SET PROBLEM: Without the pictures, set down the records below word for word.

DATA RECORDS:
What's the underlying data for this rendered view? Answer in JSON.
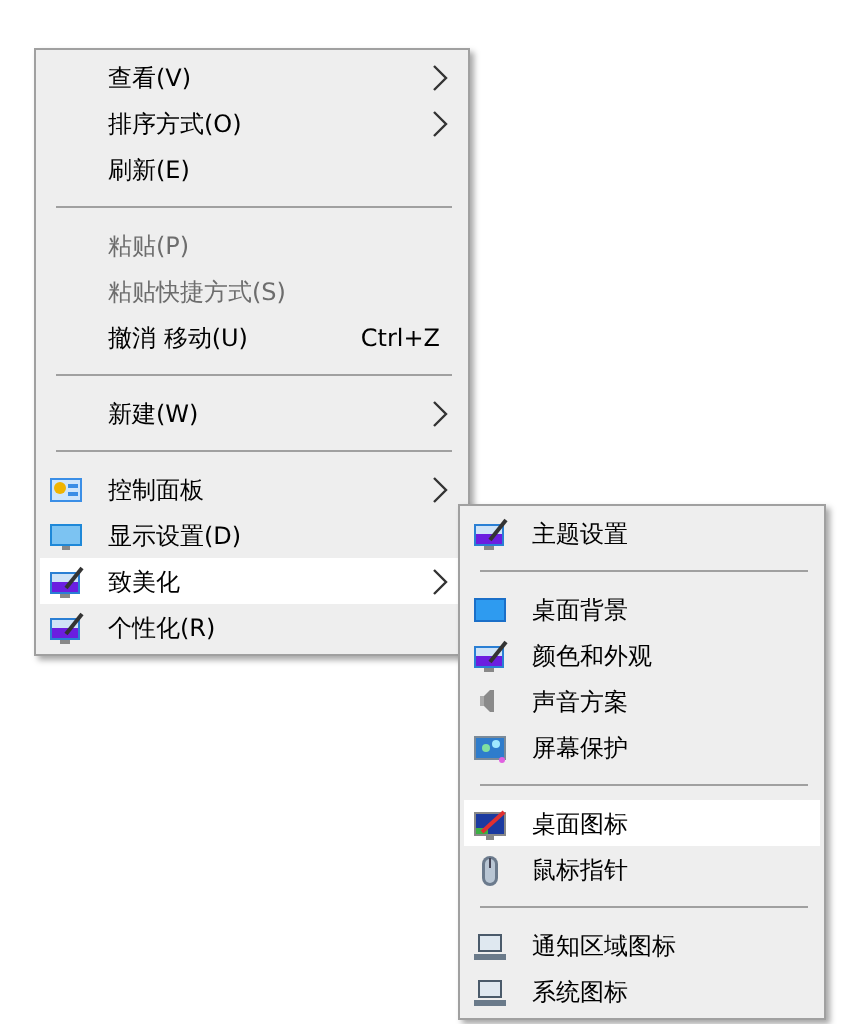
{
  "menu": {
    "items": [
      {
        "kind": "item",
        "label": "查看(V)",
        "disabled": false,
        "submenu": true,
        "selected": false
      },
      {
        "kind": "item",
        "label": "排序方式(O)",
        "disabled": false,
        "submenu": true,
        "selected": false
      },
      {
        "kind": "item",
        "label": "刷新(E)",
        "disabled": false,
        "submenu": false,
        "selected": false
      },
      {
        "kind": "separator"
      },
      {
        "kind": "item",
        "label": "粘贴(P)",
        "disabled": true,
        "submenu": false,
        "selected": false
      },
      {
        "kind": "item",
        "label": "粘贴快捷方式(S)",
        "disabled": true,
        "submenu": false,
        "selected": false
      },
      {
        "kind": "item",
        "label": "撤消 移动(U)",
        "shortcut": "Ctrl+Z",
        "disabled": false,
        "submenu": false,
        "selected": false
      },
      {
        "kind": "separator"
      },
      {
        "kind": "item",
        "label": "新建(W)",
        "disabled": false,
        "submenu": true,
        "selected": false
      },
      {
        "kind": "separator"
      },
      {
        "kind": "item",
        "label": "控制面板",
        "disabled": false,
        "submenu": true,
        "selected": false
      },
      {
        "kind": "item",
        "label": "显示设置(D)",
        "disabled": false,
        "submenu": false,
        "selected": false
      },
      {
        "kind": "item",
        "label": "致美化",
        "disabled": false,
        "submenu": true,
        "selected": true
      },
      {
        "kind": "item",
        "label": "个性化(R)",
        "disabled": false,
        "submenu": false,
        "selected": false
      }
    ]
  },
  "submenu": {
    "items": [
      {
        "kind": "item",
        "label": "主题设置",
        "selected": false
      },
      {
        "kind": "separator"
      },
      {
        "kind": "item",
        "label": "桌面背景",
        "selected": false
      },
      {
        "kind": "item",
        "label": "颜色和外观",
        "selected": false
      },
      {
        "kind": "item",
        "label": "声音方案",
        "selected": false
      },
      {
        "kind": "item",
        "label": "屏幕保护",
        "selected": false
      },
      {
        "kind": "separator"
      },
      {
        "kind": "item",
        "label": "桌面图标",
        "selected": true
      },
      {
        "kind": "item",
        "label": "鼠标指针",
        "selected": false
      },
      {
        "kind": "separator"
      },
      {
        "kind": "item",
        "label": "通知区域图标",
        "selected": false
      },
      {
        "kind": "item",
        "label": "系统图标",
        "selected": false
      }
    ]
  }
}
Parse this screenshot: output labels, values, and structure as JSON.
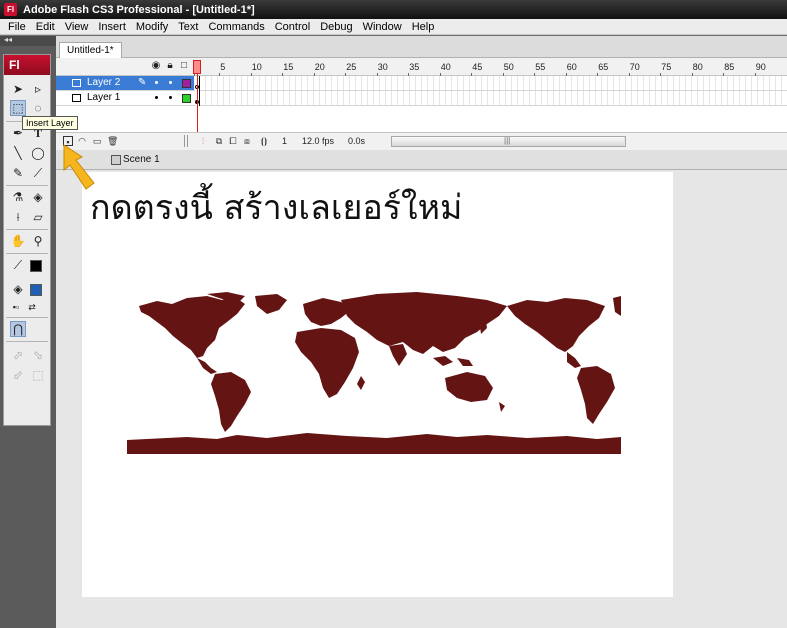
{
  "window": {
    "title": "Adobe Flash CS3 Professional - [Untitled-1*]",
    "app_icon": "Fl"
  },
  "menu": [
    "File",
    "Edit",
    "View",
    "Insert",
    "Modify",
    "Text",
    "Commands",
    "Control",
    "Debug",
    "Window",
    "Help"
  ],
  "tools": {
    "logo": "Fl",
    "stroke_color": "#000000",
    "fill_color": "#1f5fb4"
  },
  "document": {
    "tab_label": "Untitled-1*"
  },
  "timeline": {
    "ruler": [
      "1",
      "5",
      "10",
      "15",
      "20",
      "25",
      "30",
      "35",
      "40",
      "45",
      "50",
      "55",
      "60",
      "65",
      "70",
      "75",
      "80",
      "85",
      "90"
    ],
    "layers": [
      {
        "name": "Layer 2",
        "color": "#a020a0",
        "active": true
      },
      {
        "name": "Layer 1",
        "color": "#2ad22a",
        "active": false
      }
    ],
    "current_frame": "1",
    "frame_rate": "12.0 fps",
    "elapsed_time": "0.0s"
  },
  "editbar": {
    "scene_label": "Scene 1"
  },
  "tooltip": {
    "text": "Insert Layer"
  },
  "stage": {
    "instruction_text": "กดตรงนี้ สร้างเลเยอร์ใหม่",
    "map_color": "#651414"
  },
  "colors": {
    "accent_red": "#c8102e",
    "selection_blue": "#3a7bd5",
    "arrow_yellow": "#f6b51c"
  }
}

SOLUTION TO THIS EXERCISE:
What's the underlying data for this rendered view? Answer in JSON.
{
  "menu": {
    "items": [
      {
        "kind": "item",
        "label": "查看(V)",
        "disabled": false,
        "submenu": true,
        "selected": false
      },
      {
        "kind": "item",
        "label": "排序方式(O)",
        "disabled": false,
        "submenu": true,
        "selected": false
      },
      {
        "kind": "item",
        "label": "刷新(E)",
        "disabled": false,
        "submenu": false,
        "selected": false
      },
      {
        "kind": "separator"
      },
      {
        "kind": "item",
        "label": "粘贴(P)",
        "disabled": true,
        "submenu": false,
        "selected": false
      },
      {
        "kind": "item",
        "label": "粘贴快捷方式(S)",
        "disabled": true,
        "submenu": false,
        "selected": false
      },
      {
        "kind": "item",
        "label": "撤消 移动(U)",
        "shortcut": "Ctrl+Z",
        "disabled": false,
        "submenu": false,
        "selected": false
      },
      {
        "kind": "separator"
      },
      {
        "kind": "item",
        "label": "新建(W)",
        "disabled": false,
        "submenu": true,
        "selected": false
      },
      {
        "kind": "separator"
      },
      {
        "kind": "item",
        "label": "控制面板",
        "disabled": false,
        "submenu": true,
        "selected": false
      },
      {
        "kind": "item",
        "label": "显示设置(D)",
        "disabled": false,
        "submenu": false,
        "selected": false
      },
      {
        "kind": "item",
        "label": "致美化",
        "disabled": false,
        "submenu": true,
        "selected": true
      },
      {
        "kind": "item",
        "label": "个性化(R)",
        "disabled": false,
        "submenu": false,
        "selected": false
      }
    ]
  },
  "submenu": {
    "items": [
      {
        "kind": "item",
        "label": "主题设置",
        "selected": false
      },
      {
        "kind": "separator"
      },
      {
        "kind": "item",
        "label": "桌面背景",
        "selected": false
      },
      {
        "kind": "item",
        "label": "颜色和外观",
        "selected": false
      },
      {
        "kind": "item",
        "label": "声音方案",
        "selected": false
      },
      {
        "kind": "item",
        "label": "屏幕保护",
        "selected": false
      },
      {
        "kind": "separator"
      },
      {
        "kind": "item",
        "label": "桌面图标",
        "selected": true
      },
      {
        "kind": "item",
        "label": "鼠标指针",
        "selected": false
      },
      {
        "kind": "separator"
      },
      {
        "kind": "item",
        "label": "通知区域图标",
        "selected": false
      },
      {
        "kind": "item",
        "label": "系统图标",
        "selected": false
      }
    ]
  }
}
Parse this screenshot: output labels, values, and structure as JSON.
{
  "window": {
    "title": "Adobe Flash CS3 Professional - [Untitled-1*]",
    "app_icon": "Fl"
  },
  "menu": [
    "File",
    "Edit",
    "View",
    "Insert",
    "Modify",
    "Text",
    "Commands",
    "Control",
    "Debug",
    "Window",
    "Help"
  ],
  "tools": {
    "logo": "Fl",
    "stroke_color": "#000000",
    "fill_color": "#1f5fb4"
  },
  "document": {
    "tab_label": "Untitled-1*"
  },
  "timeline": {
    "ruler": [
      "1",
      "5",
      "10",
      "15",
      "20",
      "25",
      "30",
      "35",
      "40",
      "45",
      "50",
      "55",
      "60",
      "65",
      "70",
      "75",
      "80",
      "85",
      "90"
    ],
    "layers": [
      {
        "name": "Layer 2",
        "color": "#a020a0",
        "active": true
      },
      {
        "name": "Layer 1",
        "color": "#2ad22a",
        "active": false
      }
    ],
    "current_frame": "1",
    "frame_rate": "12.0 fps",
    "elapsed_time": "0.0s"
  },
  "editbar": {
    "scene_label": "Scene 1"
  },
  "tooltip": {
    "text": "Insert Layer"
  },
  "stage": {
    "instruction_text": "กดตรงนี้ สร้างเลเยอร์ใหม่",
    "map_color": "#651414"
  },
  "colors": {
    "accent_red": "#c8102e",
    "selection_blue": "#3a7bd5",
    "arrow_yellow": "#f6b51c"
  }
}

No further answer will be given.